- [DIRECTION]
From the listing that follows, extract every line and set it down unaltered.
------ GIVEN ENTRIES ------
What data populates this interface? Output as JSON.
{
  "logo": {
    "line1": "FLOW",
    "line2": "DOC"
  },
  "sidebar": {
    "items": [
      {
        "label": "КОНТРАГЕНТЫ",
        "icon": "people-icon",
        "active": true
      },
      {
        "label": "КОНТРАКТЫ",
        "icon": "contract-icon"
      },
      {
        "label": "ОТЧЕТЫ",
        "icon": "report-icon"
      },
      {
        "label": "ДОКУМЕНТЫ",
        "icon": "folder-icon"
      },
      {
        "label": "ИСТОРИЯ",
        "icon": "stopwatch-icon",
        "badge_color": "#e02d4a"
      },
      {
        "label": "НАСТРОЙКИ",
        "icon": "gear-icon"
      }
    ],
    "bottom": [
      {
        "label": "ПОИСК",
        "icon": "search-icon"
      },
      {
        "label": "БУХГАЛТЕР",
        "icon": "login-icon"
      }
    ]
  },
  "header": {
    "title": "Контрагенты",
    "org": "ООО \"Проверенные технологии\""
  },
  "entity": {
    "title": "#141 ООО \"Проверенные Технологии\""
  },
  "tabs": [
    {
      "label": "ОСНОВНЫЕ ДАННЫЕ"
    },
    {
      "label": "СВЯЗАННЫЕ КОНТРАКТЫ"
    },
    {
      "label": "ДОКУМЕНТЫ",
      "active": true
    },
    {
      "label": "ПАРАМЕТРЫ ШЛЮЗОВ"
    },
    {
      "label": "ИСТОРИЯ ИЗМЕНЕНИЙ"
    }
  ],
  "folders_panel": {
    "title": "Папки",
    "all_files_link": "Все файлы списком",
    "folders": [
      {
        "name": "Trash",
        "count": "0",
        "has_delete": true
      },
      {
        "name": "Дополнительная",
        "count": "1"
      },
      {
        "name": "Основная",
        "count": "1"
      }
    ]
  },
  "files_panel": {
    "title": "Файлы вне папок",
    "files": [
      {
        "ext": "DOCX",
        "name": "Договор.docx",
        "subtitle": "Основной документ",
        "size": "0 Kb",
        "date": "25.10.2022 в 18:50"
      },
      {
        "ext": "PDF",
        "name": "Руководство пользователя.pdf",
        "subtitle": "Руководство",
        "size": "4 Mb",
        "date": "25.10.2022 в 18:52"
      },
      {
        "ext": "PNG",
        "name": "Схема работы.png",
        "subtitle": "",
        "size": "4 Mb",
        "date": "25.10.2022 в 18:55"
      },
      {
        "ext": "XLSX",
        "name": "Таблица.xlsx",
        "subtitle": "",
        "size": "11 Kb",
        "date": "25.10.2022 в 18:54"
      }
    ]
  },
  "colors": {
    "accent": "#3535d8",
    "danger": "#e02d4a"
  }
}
------
- [WRITTEN SOLUTION]
What data populates this interface? Output as JSON.
{
  "logo": {
    "line1": "FLOW",
    "line2": "DOC"
  },
  "sidebar": {
    "items": [
      {
        "label": "КОНТРАГЕНТЫ",
        "icon": "people-icon",
        "active": true
      },
      {
        "label": "КОНТРАКТЫ",
        "icon": "contract-icon"
      },
      {
        "label": "ОТЧЕТЫ",
        "icon": "report-icon"
      },
      {
        "label": "ДОКУМЕНТЫ",
        "icon": "folder-icon"
      },
      {
        "label": "ИСТОРИЯ",
        "icon": "stopwatch-icon",
        "badge_color": "#e02d4a"
      },
      {
        "label": "НАСТРОЙКИ",
        "icon": "gear-icon"
      }
    ],
    "bottom": [
      {
        "label": "ПОИСК",
        "icon": "search-icon"
      },
      {
        "label": "БУХГАЛТЕР",
        "icon": "login-icon"
      }
    ]
  },
  "header": {
    "title": "Контрагенты",
    "org": "ООО \"Проверенные технологии\""
  },
  "entity": {
    "title": "#141 ООО \"Проверенные Технологии\""
  },
  "tabs": [
    {
      "label": "ОСНОВНЫЕ ДАННЫЕ"
    },
    {
      "label": "СВЯЗАННЫЕ КОНТРАКТЫ"
    },
    {
      "label": "ДОКУМЕНТЫ",
      "active": true
    },
    {
      "label": "ПАРАМЕТРЫ ШЛЮЗОВ"
    },
    {
      "label": "ИСТОРИЯ ИЗМЕНЕНИЙ"
    }
  ],
  "folders_panel": {
    "title": "Папки",
    "all_files_link": "Все файлы списком",
    "folders": [
      {
        "name": "Trash",
        "count": "0",
        "has_delete": true
      },
      {
        "name": "Дополнительная",
        "count": "1"
      },
      {
        "name": "Основная",
        "count": "1"
      }
    ]
  },
  "files_panel": {
    "title": "Файлы вне папок",
    "files": [
      {
        "ext": "DOCX",
        "name": "Договор.docx",
        "subtitle": "Основной документ",
        "size": "0 Kb",
        "date": "25.10.2022 в 18:50"
      },
      {
        "ext": "PDF",
        "name": "Руководство пользователя.pdf",
        "subtitle": "Руководство",
        "size": "4 Mb",
        "date": "25.10.2022 в 18:52"
      },
      {
        "ext": "PNG",
        "name": "Схема работы.png",
        "subtitle": "",
        "size": "4 Mb",
        "date": "25.10.2022 в 18:55"
      },
      {
        "ext": "XLSX",
        "name": "Таблица.xlsx",
        "subtitle": "",
        "size": "11 Kb",
        "date": "25.10.2022 в 18:54"
      }
    ]
  },
  "colors": {
    "accent": "#3535d8",
    "danger": "#e02d4a"
  }
}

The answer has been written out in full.